Extracted data entries =
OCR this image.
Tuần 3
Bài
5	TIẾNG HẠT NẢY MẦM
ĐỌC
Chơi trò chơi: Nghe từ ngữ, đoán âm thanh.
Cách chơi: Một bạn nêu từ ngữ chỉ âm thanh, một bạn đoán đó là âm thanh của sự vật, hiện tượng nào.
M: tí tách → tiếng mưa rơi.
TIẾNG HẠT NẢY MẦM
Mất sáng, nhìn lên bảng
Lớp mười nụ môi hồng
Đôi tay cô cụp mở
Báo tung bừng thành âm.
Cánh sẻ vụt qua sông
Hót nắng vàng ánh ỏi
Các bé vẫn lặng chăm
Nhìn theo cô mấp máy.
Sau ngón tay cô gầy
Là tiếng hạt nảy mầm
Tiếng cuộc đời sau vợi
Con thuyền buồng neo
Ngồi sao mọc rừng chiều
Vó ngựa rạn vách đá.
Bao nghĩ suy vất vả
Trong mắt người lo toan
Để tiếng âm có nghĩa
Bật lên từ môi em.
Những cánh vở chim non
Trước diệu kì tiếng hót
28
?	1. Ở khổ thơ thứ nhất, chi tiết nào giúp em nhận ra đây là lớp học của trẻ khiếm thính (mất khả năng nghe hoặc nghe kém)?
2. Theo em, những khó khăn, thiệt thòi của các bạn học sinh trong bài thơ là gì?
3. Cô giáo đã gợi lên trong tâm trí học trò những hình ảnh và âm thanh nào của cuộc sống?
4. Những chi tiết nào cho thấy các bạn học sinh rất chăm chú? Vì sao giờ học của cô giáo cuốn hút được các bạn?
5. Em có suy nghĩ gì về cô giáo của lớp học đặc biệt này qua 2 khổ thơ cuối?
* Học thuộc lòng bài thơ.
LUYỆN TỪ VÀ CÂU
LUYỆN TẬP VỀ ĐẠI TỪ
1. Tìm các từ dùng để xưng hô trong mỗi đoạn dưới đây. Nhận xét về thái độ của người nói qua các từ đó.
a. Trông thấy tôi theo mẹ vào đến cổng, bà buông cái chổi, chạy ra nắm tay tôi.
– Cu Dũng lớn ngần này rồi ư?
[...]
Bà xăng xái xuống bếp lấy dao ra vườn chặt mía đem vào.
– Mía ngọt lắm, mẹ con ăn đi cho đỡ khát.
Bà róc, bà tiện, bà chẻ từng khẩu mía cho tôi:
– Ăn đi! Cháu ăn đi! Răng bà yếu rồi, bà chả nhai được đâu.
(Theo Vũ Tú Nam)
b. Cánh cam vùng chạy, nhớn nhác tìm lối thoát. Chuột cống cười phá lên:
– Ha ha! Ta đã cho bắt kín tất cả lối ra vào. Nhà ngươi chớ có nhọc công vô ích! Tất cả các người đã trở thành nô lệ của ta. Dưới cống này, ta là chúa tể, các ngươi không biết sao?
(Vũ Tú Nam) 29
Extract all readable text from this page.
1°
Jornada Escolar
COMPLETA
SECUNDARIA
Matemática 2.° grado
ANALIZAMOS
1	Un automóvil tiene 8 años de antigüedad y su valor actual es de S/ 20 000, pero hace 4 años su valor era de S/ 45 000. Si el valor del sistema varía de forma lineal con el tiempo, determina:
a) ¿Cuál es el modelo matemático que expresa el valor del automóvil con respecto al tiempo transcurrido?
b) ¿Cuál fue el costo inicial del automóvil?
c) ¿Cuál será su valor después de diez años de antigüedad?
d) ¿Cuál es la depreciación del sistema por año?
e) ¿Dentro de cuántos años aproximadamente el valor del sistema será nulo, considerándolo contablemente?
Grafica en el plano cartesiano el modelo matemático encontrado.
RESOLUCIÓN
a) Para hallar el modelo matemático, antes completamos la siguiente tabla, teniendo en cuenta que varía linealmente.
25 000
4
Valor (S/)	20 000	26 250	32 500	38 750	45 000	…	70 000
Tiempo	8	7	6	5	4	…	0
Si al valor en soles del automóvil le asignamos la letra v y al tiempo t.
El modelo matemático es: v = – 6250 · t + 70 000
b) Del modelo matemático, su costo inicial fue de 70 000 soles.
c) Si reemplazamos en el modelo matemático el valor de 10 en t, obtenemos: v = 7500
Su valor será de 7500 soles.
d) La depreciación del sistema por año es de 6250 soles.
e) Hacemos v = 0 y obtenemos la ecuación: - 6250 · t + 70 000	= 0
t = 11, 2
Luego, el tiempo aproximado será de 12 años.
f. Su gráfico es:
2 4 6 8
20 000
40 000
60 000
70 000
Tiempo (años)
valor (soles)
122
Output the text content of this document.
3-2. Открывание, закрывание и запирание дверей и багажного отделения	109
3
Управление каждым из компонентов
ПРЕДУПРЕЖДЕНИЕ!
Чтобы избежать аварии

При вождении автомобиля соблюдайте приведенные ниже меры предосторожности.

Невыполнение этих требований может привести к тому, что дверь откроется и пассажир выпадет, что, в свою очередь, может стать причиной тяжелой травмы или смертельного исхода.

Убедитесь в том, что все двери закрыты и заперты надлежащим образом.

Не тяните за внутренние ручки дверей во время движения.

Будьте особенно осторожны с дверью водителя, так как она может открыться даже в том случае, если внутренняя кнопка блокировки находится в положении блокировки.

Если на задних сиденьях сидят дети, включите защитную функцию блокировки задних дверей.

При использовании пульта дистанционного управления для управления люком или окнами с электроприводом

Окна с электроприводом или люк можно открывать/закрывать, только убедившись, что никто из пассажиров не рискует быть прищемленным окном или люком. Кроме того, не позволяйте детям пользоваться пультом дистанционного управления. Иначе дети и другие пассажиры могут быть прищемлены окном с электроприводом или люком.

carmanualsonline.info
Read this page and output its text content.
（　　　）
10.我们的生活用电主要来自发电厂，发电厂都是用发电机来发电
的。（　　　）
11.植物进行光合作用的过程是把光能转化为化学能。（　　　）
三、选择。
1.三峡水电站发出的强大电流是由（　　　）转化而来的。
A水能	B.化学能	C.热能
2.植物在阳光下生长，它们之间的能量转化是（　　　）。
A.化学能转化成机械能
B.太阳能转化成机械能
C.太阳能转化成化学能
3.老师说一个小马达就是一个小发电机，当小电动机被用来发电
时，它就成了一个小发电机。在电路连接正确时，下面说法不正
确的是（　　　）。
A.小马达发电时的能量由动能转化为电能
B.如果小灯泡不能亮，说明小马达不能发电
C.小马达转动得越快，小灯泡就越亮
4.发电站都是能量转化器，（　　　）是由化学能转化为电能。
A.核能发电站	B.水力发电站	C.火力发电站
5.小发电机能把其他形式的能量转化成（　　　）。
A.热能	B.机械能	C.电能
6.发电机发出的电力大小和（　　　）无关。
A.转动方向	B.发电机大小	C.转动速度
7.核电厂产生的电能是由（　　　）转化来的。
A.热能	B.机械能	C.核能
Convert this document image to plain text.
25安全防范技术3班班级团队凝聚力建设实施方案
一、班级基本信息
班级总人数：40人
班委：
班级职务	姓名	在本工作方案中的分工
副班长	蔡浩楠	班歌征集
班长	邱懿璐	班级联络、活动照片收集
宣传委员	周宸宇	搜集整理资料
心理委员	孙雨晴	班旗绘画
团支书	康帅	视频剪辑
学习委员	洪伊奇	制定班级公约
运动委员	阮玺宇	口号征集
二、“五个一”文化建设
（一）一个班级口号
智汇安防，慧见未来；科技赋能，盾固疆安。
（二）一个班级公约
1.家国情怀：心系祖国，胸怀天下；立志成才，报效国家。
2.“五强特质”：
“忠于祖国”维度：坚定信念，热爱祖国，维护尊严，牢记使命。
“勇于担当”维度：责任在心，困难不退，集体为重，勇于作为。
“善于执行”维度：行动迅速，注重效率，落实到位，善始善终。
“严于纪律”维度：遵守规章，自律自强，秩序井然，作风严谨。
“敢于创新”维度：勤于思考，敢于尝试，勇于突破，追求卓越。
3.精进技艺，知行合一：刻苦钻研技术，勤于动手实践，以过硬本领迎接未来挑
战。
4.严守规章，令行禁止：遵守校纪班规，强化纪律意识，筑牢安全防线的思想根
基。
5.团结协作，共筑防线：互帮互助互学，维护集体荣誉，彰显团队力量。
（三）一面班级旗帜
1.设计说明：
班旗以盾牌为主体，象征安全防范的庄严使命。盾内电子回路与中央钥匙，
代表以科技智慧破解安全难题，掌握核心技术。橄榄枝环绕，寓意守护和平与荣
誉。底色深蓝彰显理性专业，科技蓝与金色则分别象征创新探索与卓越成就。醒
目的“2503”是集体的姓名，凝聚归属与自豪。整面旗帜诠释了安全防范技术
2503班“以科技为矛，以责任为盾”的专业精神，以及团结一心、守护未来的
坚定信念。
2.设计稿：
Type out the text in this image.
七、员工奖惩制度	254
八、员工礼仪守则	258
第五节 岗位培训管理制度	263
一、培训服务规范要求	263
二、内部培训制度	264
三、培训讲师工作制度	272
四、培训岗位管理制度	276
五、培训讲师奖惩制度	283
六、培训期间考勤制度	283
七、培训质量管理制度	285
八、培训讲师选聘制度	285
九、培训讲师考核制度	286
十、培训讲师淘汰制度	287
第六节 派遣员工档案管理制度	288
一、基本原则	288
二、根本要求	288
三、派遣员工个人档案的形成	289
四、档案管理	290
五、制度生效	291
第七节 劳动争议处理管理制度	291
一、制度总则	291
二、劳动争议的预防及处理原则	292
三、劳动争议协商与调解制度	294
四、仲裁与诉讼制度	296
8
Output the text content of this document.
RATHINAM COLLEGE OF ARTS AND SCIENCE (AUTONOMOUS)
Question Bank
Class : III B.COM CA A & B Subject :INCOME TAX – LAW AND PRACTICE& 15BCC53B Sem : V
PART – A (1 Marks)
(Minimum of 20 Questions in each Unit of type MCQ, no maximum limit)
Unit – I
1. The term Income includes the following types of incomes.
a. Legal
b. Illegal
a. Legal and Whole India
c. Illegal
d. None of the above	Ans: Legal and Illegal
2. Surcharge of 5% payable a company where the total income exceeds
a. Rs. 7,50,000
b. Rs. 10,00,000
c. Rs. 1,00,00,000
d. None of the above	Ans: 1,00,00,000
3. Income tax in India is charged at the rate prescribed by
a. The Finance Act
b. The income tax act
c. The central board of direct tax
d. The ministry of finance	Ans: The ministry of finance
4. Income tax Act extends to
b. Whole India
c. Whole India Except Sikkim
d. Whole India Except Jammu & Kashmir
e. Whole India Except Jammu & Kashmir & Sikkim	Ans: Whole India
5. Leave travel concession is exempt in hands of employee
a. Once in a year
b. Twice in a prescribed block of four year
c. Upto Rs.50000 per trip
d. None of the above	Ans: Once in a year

STATED GOAL = Sift through the entries and copy every line with "Unit".

TASK RESPONSE =
(Minimum of 20 Questions in each Unit of type MCQ, no maximum limit)
Unit – I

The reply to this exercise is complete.